_DIRECTION:_ Using the records that follow, copy every line containing the word "bleiben".

_LISTED ENTRIES:_
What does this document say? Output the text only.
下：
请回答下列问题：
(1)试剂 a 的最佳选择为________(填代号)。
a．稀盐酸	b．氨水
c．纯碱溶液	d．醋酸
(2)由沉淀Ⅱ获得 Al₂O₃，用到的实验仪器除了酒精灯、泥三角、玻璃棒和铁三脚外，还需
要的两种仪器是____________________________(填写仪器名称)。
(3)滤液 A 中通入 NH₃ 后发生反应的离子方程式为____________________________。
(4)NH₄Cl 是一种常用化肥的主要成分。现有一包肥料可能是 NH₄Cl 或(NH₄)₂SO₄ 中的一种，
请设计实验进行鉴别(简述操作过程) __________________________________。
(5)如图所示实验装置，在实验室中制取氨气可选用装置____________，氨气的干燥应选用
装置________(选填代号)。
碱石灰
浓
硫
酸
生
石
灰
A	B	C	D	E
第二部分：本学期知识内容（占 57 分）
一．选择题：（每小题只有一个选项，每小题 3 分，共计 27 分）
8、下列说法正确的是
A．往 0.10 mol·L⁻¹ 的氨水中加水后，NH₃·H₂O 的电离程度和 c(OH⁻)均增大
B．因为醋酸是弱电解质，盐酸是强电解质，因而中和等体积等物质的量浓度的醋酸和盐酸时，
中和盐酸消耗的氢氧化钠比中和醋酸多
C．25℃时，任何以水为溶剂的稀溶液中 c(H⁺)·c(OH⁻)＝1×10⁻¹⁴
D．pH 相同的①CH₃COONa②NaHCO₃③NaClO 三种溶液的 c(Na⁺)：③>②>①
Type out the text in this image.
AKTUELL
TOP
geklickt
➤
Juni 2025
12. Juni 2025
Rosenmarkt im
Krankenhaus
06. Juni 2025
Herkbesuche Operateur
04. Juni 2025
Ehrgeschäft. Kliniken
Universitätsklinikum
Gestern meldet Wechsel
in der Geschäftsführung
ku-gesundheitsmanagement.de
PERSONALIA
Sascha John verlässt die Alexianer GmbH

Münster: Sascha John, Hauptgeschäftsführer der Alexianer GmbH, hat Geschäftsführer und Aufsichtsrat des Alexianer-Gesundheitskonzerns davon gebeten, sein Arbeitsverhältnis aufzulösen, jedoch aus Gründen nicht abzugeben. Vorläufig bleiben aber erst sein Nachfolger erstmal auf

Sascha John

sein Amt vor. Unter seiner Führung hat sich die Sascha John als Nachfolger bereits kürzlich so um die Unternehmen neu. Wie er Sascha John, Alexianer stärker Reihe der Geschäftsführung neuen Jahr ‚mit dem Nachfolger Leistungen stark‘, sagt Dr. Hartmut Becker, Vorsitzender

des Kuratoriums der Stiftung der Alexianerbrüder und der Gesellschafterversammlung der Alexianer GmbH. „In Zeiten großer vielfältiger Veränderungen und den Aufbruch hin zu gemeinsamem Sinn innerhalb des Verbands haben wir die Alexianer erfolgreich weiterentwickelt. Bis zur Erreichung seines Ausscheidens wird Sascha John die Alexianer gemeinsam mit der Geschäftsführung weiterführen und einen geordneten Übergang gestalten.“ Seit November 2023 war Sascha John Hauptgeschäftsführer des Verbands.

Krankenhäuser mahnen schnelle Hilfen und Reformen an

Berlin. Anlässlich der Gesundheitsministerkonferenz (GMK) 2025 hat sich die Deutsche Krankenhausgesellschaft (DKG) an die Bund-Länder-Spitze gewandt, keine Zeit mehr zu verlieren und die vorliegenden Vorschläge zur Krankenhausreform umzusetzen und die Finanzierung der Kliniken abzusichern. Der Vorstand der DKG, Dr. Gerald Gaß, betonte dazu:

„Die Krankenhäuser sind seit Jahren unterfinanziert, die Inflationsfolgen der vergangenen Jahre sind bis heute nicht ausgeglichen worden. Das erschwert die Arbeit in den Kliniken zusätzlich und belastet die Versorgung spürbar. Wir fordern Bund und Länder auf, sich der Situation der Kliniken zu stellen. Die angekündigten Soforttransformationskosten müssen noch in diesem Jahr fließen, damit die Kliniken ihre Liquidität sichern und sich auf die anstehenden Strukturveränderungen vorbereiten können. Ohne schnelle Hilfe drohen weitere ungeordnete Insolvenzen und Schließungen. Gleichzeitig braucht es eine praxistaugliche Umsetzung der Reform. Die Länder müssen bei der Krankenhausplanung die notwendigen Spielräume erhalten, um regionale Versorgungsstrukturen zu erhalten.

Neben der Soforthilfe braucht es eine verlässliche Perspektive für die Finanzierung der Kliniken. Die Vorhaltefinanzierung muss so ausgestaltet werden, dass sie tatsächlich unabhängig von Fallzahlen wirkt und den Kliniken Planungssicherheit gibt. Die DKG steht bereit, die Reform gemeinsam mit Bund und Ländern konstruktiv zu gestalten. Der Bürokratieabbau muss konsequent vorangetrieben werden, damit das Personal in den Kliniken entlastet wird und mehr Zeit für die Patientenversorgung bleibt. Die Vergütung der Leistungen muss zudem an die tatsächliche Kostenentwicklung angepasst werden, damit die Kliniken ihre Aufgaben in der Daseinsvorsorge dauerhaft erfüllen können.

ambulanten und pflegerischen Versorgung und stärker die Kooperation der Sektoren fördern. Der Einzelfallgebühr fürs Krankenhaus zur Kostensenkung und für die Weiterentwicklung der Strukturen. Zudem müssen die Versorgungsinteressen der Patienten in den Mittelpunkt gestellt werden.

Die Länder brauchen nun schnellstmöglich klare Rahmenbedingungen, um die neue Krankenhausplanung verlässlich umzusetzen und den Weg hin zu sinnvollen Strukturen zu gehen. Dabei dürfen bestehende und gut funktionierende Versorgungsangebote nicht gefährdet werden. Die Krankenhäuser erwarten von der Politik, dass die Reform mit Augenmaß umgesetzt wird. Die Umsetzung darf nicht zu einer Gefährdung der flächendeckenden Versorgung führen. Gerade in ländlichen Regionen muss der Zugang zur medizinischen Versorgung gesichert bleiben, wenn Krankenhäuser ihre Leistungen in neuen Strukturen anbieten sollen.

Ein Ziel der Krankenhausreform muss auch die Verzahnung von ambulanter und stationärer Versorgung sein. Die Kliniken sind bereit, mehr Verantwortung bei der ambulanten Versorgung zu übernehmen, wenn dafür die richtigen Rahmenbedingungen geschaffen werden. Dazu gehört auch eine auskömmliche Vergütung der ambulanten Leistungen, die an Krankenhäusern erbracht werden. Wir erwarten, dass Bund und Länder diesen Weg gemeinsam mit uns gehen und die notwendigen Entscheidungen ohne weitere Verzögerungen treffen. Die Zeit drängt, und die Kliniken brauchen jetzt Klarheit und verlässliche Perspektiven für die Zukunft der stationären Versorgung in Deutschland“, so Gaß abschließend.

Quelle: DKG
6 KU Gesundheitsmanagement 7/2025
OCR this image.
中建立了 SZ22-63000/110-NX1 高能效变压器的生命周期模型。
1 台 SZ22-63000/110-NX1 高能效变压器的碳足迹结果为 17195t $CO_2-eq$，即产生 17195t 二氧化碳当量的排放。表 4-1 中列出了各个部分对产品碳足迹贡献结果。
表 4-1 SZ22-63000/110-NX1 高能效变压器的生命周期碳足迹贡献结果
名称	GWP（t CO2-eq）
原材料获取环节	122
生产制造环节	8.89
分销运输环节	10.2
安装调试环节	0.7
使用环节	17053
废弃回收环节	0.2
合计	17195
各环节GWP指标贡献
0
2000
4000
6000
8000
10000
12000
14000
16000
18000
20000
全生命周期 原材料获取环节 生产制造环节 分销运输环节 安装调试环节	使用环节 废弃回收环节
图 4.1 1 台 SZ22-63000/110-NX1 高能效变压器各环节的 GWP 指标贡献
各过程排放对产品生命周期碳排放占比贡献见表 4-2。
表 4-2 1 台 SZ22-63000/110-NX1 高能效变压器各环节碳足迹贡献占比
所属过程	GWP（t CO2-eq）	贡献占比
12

_COMPLETE ANSWER:_
Münster: Sascha John, Hauptgeschäftsführer der Alexianer GmbH, hat Geschäftsführer und Aufsichtsrat des Alexianer-Gesundheitskonzerns davon gebeten, sein Arbeitsverhältnis aufzulösen, jedoch aus Gründen nicht abzugeben. Vorläufig bleiben aber erst sein Nachfolger erstmal auf
Die Länder brauchen nun schnellstmöglich klare Rahmenbedingungen, um die neue Krankenhausplanung verlässlich umzusetzen und den Weg hin zu sinnvollen Strukturen zu gehen. Dabei dürfen bestehende und gut funktionierende Versorgungsangebote nicht gefährdet werden. Die Krankenhäuser erwarten von der Politik, dass die Reform mit Augenmaß umgesetzt wird. Die Umsetzung darf nicht zu einer Gefährdung der flächendeckenden Versorgung führen. Gerade in ländlichen Regionen muss der Zugang zur medizinischen Versorgung gesichert bleiben, wenn Krankenhäuser ihre Leistungen in neuen Strukturen anbieten sollen.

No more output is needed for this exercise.